▸ **Work to do**: Tally up the lines below that include the word "Зеленая". Answer with the number alone.

▸ **Task input**:
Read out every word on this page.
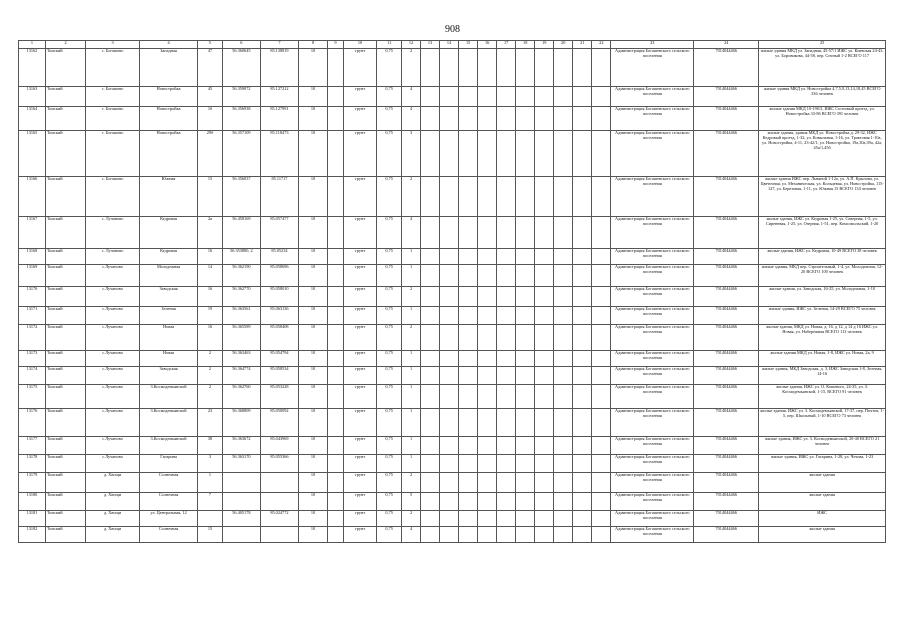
908
1	2	3	4	5	6	7	8	9	10	11	12	13	14	15	16	17	18	19	20	21	22	23	24	25
13162	Томский	с. Богашево	Западная	47	56.360645	85.138819	10		грунт	0,75	2											Администрация Богашевского сельского поселения	7014044466	жилые здания МКД ул. Западная, 45-57/1 ИЖС ул. Киевская 24-43, ул. Боровикова, 44-58, пер. Сочный 1-2 ВСЕГО 117
13163	Томский	с. Богашево	Новостройка	45	56.359072	85.127212	10		грунт	0,75	4											Администрация Богашевского сельского поселения	7014044466	жилые здания МКД ул. Новостройка 4,7,5,9,13,14,18,45 ВСЕГО 336 человек
13164	Томский	с. Богашево	Новостройка	1б	56.356938	85.127991	10		грунт	0,75	4											Администрация Богашевского сельского поселения	7014044466	жилые здания МКД 1б-19б/3, ИЖС Сосновый проезд, ул. Новостройка 33-86 ВСЕГО 391 человек
13165	Томский	с. Богашево	Новостройка	29б	56.357109	85.118473	10		грунт	0,75	3											Администрация Богашевского сельского поселения	7014044466	жилые здания, здания МКД ул. Новостройка д. 29-32, ИЖС Кедровый проезд, 1-32, ул. Ковыльная, 1-16, ул. Трактовая 1-10а, ул. Новостройка, 4-11, 23-42/1, ул. Новостройка, 19а,30а,39а, 42а, 45а/1,45б
13166	Томский	с. Богашево	Южная	15	56.356037	85.11717	10		грунт	0,75	2											Администрация Богашевского сельского поселения	7014044466	жилые здания ИЖС пер. Льняной 1-12а, ул. А.П. Крылова, ул. Цветочная, ул. Механическая, ул. Кольцевая, ул. Новостройка, 115-127, ул. Березовая, 1-11, ул. Южная 15 ВСЕГО 134 человек
13167	Томский	с. Лучаново	Кедровая	2а	56.458169	85.057477	10		грунт	0,75	4											Администрация Богашевского сельского поселения	7014044466	жилые здания, ИЖС ул. Кедровая 1-25, ул. Северная, 1-5, ул. Сиреневая, 1-25, ул. Озерная, 1-51, пер. Комсомольский, 1-20
13168	Томский	с. Лучаново	Кедровая	16	56.353880, 2	85.05234	10		грунт	0,75	1											Администрация Богашевского сельского поселения	7014044466	жилые здания, ИЖС ул. Кедровая, 10-49 ВСЕГО 38 человек
13169	Томский	с.Лучаново	Молодежная	14	56.362190	85.058696	10		грунт	0,75	1											Администрация Богашевского сельского поселения	7014044466	жилые здания, МКД пер. Строительный, 1-4, ул. Молодежная, 12-20 ВСЕГО 100 человек
13170	Томский	с.Лучаново	Заводская	16	56.362770	85.058010	10		грунт	0,75	2											Администрация Богашевского сельского поселения	7014044466	жилые здания, ул. Заводская, 16-25, ул. Молодежная, 1-10
13171	Томский	с.Лучаново	Зеленая	19	56.363561	85.063136	10		грунт	0,75	1											Администрация Богашевского сельского поселения	7014044466	жилые здания, ИЖС ул. Зеленая, 14-29 ВСЕГО 75 человек
13172	Томский	с.Лучаново	Новая	16	56.365589	85.058408	10		грунт	0,75	2											Администрация Богашевского сельского поселения	7014044466	жилые здания, МКД ул. Новая, д. 16, д 12, д 14 д 16 ИЖС ул. Новая, ул. Набережная ВСЕГО 113 человек
13173	Томский	с.Лучаново	Новая	2	56.363463	85.054794	10		грунт	0,75	1											Администрация Богашевского сельского поселения	7014044466	жилые здания МКД ул. Новая, 1-8, ИЖС ул. Новая, 2а, 9
13174	Томский	с.Лучаново	Заводская	2	56.364774	85.058534	10		грунт	0,75	1											Администрация Богашевского сельского поселения	7014044466	жилые здания, МКД Заводская, д. 3, ИЖС Заводская 1-8, Зеленая, 14-16
13175	Томский	с.Лучаново	3.Космодемьянской	2	56.362760	85.053228	10		грунт	0,75	1											Администрация Богашевского сельского поселения	7014044466	жилые здания, ИЖС ул. О. Кошевого, 24-35, ул. 3. Космодемьянской, 1-15, ВСЕГО 91 человек
13176	Томский	с.Лучаново	3.Космодемьянской	23	56.368809	85.050092	10		грунт	0,75	1											Администрация Богашевского сельского поселения	7014044466	жилые здания, ИЖС ул. 3. Космодемьянской, 17-37, пер. Почтов, 1-5, пер. Школьный, 1-10 ВСЕГО 73 человек
13177	Томский	с.Лучаново	3.Космодемьянской	38	56.363672	85.043969	10		грунт	0,75	1											Администрация Богашевского сельского поселения	7014044466	жилые здания, ИЖС ул. 3. Космодемьянской, 20-40 ВСЕГО 21 человек
13178	Томский	с.Лучаново	Гагарина	3	56.363170	85.055366	10		грунт	0,75	1											Администрация Богашевского сельского поселения	7014044466	жилые здания, ИЖС ул. Гагарина, 1-28, ул. Чехова, 1-23
13179	Томский	д. Хвощи	Солнечная	1			10		грунт	0,75	2											Администрация Богашевского сельского поселения	7014044466	жилые здания
13180	Томский	д. Хвощи	Солнечная	7			10		грунт	0,75	5											Администрация Богашевского сельского поселения	7014044466	жилые здания
13181	Томский	д. Хвощи	ул. Центральная, 12		56.405178	85.024772	10		грунт	0,75	2											Администрация Богашевского сельского поселения	7014044466	ИЖС
13182	Томский	д. Хвощи	Солнечная	15			10		грунт	0,75	4											Администрация Богашевского сельского поселения	7014044466	жилые здания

▸ **Solution for this problem**: 2